-- Your task --
The listing below should be written out exactly; please include all of it.

-- Dataset content --
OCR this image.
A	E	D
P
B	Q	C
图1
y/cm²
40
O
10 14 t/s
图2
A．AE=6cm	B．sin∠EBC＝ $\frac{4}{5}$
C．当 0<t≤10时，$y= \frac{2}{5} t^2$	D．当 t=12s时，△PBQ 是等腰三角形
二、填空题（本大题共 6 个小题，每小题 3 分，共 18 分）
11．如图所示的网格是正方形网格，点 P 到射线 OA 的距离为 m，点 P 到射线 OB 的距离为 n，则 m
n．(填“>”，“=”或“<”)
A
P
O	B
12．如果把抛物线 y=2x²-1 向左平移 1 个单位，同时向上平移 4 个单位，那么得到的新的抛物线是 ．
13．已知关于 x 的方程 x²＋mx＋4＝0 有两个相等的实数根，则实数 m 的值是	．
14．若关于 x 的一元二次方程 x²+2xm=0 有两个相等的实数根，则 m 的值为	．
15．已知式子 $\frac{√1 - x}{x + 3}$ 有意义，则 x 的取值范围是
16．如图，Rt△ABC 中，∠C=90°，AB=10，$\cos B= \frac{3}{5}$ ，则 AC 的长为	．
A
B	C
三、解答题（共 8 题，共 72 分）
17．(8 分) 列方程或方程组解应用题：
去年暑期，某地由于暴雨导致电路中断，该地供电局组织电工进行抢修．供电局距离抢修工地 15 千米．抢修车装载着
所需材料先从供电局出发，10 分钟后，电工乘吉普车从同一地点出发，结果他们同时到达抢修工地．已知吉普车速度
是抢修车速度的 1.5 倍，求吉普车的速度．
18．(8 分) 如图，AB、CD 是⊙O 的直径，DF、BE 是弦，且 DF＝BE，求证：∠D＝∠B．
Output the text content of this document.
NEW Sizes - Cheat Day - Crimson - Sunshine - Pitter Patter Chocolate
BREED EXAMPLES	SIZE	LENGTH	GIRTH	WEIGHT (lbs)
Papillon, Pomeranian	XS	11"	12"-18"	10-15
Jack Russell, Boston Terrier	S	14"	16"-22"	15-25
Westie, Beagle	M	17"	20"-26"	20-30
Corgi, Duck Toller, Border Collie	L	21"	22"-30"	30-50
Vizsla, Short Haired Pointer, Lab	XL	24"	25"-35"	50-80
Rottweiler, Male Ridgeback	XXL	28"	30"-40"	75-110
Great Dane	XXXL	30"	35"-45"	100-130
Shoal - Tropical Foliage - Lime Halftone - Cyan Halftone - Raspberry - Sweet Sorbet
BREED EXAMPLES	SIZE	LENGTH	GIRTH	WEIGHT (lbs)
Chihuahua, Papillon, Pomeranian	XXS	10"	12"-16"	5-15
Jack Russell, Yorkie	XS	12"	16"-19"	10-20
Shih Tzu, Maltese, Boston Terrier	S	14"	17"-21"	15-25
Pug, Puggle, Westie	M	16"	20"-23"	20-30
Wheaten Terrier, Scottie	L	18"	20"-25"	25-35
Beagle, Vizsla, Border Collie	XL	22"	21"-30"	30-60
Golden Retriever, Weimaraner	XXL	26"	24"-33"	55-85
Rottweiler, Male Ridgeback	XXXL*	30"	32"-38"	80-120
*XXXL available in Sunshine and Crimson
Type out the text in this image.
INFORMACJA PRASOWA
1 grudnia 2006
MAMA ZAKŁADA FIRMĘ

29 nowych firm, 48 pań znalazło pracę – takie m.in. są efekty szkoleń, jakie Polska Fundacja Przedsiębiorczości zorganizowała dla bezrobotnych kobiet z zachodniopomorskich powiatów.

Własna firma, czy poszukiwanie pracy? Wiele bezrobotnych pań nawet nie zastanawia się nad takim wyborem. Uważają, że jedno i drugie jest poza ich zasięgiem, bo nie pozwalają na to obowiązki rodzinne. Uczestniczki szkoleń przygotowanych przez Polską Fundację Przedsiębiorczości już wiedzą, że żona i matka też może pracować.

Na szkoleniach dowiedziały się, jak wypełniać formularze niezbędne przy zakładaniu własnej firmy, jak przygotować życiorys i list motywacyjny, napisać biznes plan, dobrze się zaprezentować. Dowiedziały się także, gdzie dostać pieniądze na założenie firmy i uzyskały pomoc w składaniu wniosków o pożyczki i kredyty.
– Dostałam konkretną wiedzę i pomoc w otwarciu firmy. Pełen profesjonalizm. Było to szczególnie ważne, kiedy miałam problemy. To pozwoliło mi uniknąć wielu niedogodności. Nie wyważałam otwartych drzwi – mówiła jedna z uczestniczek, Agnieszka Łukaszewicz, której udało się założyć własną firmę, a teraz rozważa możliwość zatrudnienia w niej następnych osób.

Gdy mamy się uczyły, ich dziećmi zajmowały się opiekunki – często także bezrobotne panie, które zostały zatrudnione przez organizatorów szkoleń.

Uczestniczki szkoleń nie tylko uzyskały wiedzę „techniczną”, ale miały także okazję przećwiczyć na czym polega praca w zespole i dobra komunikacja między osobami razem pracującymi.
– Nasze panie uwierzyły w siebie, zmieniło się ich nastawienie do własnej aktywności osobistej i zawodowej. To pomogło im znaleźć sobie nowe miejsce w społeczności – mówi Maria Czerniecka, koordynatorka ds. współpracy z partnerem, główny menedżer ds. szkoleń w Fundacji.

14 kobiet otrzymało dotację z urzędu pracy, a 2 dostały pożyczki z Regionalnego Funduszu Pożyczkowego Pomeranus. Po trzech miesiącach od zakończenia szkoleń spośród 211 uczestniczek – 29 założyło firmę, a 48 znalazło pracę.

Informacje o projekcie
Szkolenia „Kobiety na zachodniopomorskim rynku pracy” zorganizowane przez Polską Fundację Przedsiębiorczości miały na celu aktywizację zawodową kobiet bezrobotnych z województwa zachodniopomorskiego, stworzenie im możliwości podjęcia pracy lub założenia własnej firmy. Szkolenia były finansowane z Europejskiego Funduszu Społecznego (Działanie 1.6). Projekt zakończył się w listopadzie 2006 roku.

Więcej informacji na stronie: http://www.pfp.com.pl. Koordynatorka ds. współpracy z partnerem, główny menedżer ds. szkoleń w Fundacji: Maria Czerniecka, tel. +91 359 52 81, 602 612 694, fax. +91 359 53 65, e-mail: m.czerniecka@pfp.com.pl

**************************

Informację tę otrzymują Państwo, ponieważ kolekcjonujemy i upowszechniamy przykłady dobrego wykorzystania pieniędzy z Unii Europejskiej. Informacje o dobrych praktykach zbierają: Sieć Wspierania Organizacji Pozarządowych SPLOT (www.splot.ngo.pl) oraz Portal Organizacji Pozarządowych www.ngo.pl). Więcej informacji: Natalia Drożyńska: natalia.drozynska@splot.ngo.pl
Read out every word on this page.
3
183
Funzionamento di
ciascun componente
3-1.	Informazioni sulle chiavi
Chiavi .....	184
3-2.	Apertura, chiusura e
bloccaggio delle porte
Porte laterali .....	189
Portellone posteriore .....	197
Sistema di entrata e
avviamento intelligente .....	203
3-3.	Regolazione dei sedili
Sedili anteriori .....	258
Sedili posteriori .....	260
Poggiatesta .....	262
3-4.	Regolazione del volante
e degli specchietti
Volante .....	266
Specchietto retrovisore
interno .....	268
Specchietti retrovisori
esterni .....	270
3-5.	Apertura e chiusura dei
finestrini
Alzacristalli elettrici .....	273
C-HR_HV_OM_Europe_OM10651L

-- Final result --
OCR this image.
A	E	D
P
B	Q	C
图1
y/cm²
40
O
10 14 t/s
图2
A．AE=6cm	B．sin∠EBC＝ $\frac{4}{5}$
C．当 0<t≤10时，$y= \frac{2}{5} t^2$	D．当 t=12s时，△PBQ 是等腰三角形
二、填空题（本大题共 6 个小题，每小题 3 分，共 18 分）
11．如图所示的网格是正方形网格，点 P 到射线 OA 的距离为 m，点 P 到射线 OB 的距离为 n，则 m
n．(填“>”，“=”或“<”)
A
P
O	B
12．如果把抛物线 y=2x²-1 向左平移 1 个单位，同时向上平移 4 个单位，那么得到的新的抛物线是 ．
13．已知关于 x 的方程 x²＋mx＋4＝0 有两个相等的实数根，则实数 m 的值是	．
14．若关于 x 的一元二次方程 x²+2xm=0 有两个相等的实数根，则 m 的值为	．
15．已知式子 $\frac{√1 - x}{x + 3}$ 有意义，则 x 的取值范围是
16．如图，Rt△ABC 中，∠C=90°，AB=10，$\cos B= \frac{3}{5}$ ，则 AC 的长为	．
A
B	C
三、解答题（共 8 题，共 72 分）
17．(8 分) 列方程或方程组解应用题：
去年暑期，某地由于暴雨导致电路中断，该地供电局组织电工进行抢修．供电局距离抢修工地 15 千米．抢修车装载着
所需材料先从供电局出发，10 分钟后，电工乘吉普车从同一地点出发，结果他们同时到达抢修工地．已知吉普车速度
是抢修车速度的 1.5 倍，求吉普车的速度．
18．(8 分) 如图，AB、CD 是⊙O 的直径，DF、BE 是弦，且 DF＝BE，求证：∠D＝∠B．
Output the text content of this document.
NEW Sizes - Cheat Day - Crimson - Sunshine - Pitter Patter Chocolate
BREED EXAMPLES	SIZE	LENGTH	GIRTH	WEIGHT (lbs)
Papillon, Pomeranian	XS	11"	12"-18"	10-15
Jack Russell, Boston Terrier	S	14"	16"-22"	15-25
Westie, Beagle	M	17"	20"-26"	20-30
Corgi, Duck Toller, Border Collie	L	21"	22"-30"	30-50
Vizsla, Short Haired Pointer, Lab	XL	24"	25"-35"	50-80
Rottweiler, Male Ridgeback	XXL	28"	30"-40"	75-110
Great Dane	XXXL	30"	35"-45"	100-130
Shoal - Tropical Foliage - Lime Halftone - Cyan Halftone - Raspberry - Sweet Sorbet
BREED EXAMPLES	SIZE	LENGTH	GIRTH	WEIGHT (lbs)
Chihuahua, Papillon, Pomeranian	XXS	10"	12"-16"	5-15
Jack Russell, Yorkie	XS	12"	16"-19"	10-20
Shih Tzu, Maltese, Boston Terrier	S	14"	17"-21"	15-25
Pug, Puggle, Westie	M	16"	20"-23"	20-30
Wheaten Terrier, Scottie	L	18"	20"-25"	25-35
Beagle, Vizsla, Border Collie	XL	22"	21"-30"	30-60
Golden Retriever, Weimaraner	XXL	26"	24"-33"	55-85
Rottweiler, Male Ridgeback	XXXL*	30"	32"-38"	80-120
*XXXL available in Sunshine and Crimson
Type out the text in this image.
INFORMACJA PRASOWA
1 grudnia 2006
MAMA ZAKŁADA FIRMĘ

29 nowych firm, 48 pań znalazło pracę – takie m.in. są efekty szkoleń, jakie Polska Fundacja Przedsiębiorczości zorganizowała dla bezrobotnych kobiet z zachodniopomorskich powiatów.

Własna firma, czy poszukiwanie pracy? Wiele bezrobotnych pań nawet nie zastanawia się nad takim wyborem. Uważają, że jedno i drugie jest poza ich zasięgiem, bo nie pozwalają na to obowiązki rodzinne. Uczestniczki szkoleń przygotowanych przez Polską Fundację Przedsiębiorczości już wiedzą, że żona i matka też może pracować.

Na szkoleniach dowiedziały się, jak wypełniać formularze niezbędne przy zakładaniu własnej firmy, jak przygotować życiorys i list motywacyjny, napisać biznes plan, dobrze się zaprezentować. Dowiedziały się także, gdzie dostać pieniądze na założenie firmy i uzyskały pomoc w składaniu wniosków o pożyczki i kredyty.
– Dostałam konkretną wiedzę i pomoc w otwarciu firmy. Pełen profesjonalizm. Było to szczególnie ważne, kiedy miałam problemy. To pozwoliło mi uniknąć wielu niedogodności. Nie wyważałam otwartych drzwi – mówiła jedna z uczestniczek, Agnieszka Łukaszewicz, której udało się założyć własną firmę, a teraz rozważa możliwość zatrudnienia w niej następnych osób.

Gdy mamy się uczyły, ich dziećmi zajmowały się opiekunki – często także bezrobotne panie, które zostały zatrudnione przez organizatorów szkoleń.

Uczestniczki szkoleń nie tylko uzyskały wiedzę „techniczną”, ale miały także okazję przećwiczyć na czym polega praca w zespole i dobra komunikacja między osobami razem pracującymi.
– Nasze panie uwierzyły w siebie, zmieniło się ich nastawienie do własnej aktywności osobistej i zawodowej. To pomogło im znaleźć sobie nowe miejsce w społeczności – mówi Maria Czerniecka, koordynatorka ds. współpracy z partnerem, główny menedżer ds. szkoleń w Fundacji.

14 kobiet otrzymało dotację z urzędu pracy, a 2 dostały pożyczki z Regionalnego Funduszu Pożyczkowego Pomeranus. Po trzech miesiącach od zakończenia szkoleń spośród 211 uczestniczek – 29 założyło firmę, a 48 znalazło pracę.

Informacje o projekcie
Szkolenia „Kobiety na zachodniopomorskim rynku pracy” zorganizowane przez Polską Fundację Przedsiębiorczości miały na celu aktywizację zawodową kobiet bezrobotnych z województwa zachodniopomorskiego, stworzenie im możliwości podjęcia pracy lub założenia własnej firmy. Szkolenia były finansowane z Europejskiego Funduszu Społecznego (Działanie 1.6). Projekt zakończył się w listopadzie 2006 roku.

Więcej informacji na stronie: http://www.pfp.com.pl. Koordynatorka ds. współpracy z partnerem, główny menedżer ds. szkoleń w Fundacji: Maria Czerniecka, tel. +91 359 52 81, 602 612 694, fax. +91 359 53 65, e-mail: m.czerniecka@pfp.com.pl

**************************

Informację tę otrzymują Państwo, ponieważ kolekcjonujemy i upowszechniamy przykłady dobrego wykorzystania pieniędzy z Unii Europejskiej. Informacje o dobrych praktykach zbierają: Sieć Wspierania Organizacji Pozarządowych SPLOT (www.splot.ngo.pl) oraz Portal Organizacji Pozarządowych www.ngo.pl). Więcej informacji: Natalia Drożyńska: natalia.drozynska@splot.ngo.pl
Read out every word on this page.
3
183
Funzionamento di
ciascun componente
3-1.	Informazioni sulle chiavi
Chiavi .....	184
3-2.	Apertura, chiusura e
bloccaggio delle porte
Porte laterali .....	189
Portellone posteriore .....	197
Sistema di entrata e
avviamento intelligente .....	203
3-3.	Regolazione dei sedili
Sedili anteriori .....	258
Sedili posteriori .....	260
Poggiatesta .....	262
3-4.	Regolazione del volante
e degli specchietti
Volante .....	266
Specchietto retrovisore
interno .....	268
Specchietti retrovisori
esterni .....	270
3-5.	Apertura e chiusura dei
finestrini
Alzacristalli elettrici .....	273
C-HR_HV_OM_Europe_OM10651L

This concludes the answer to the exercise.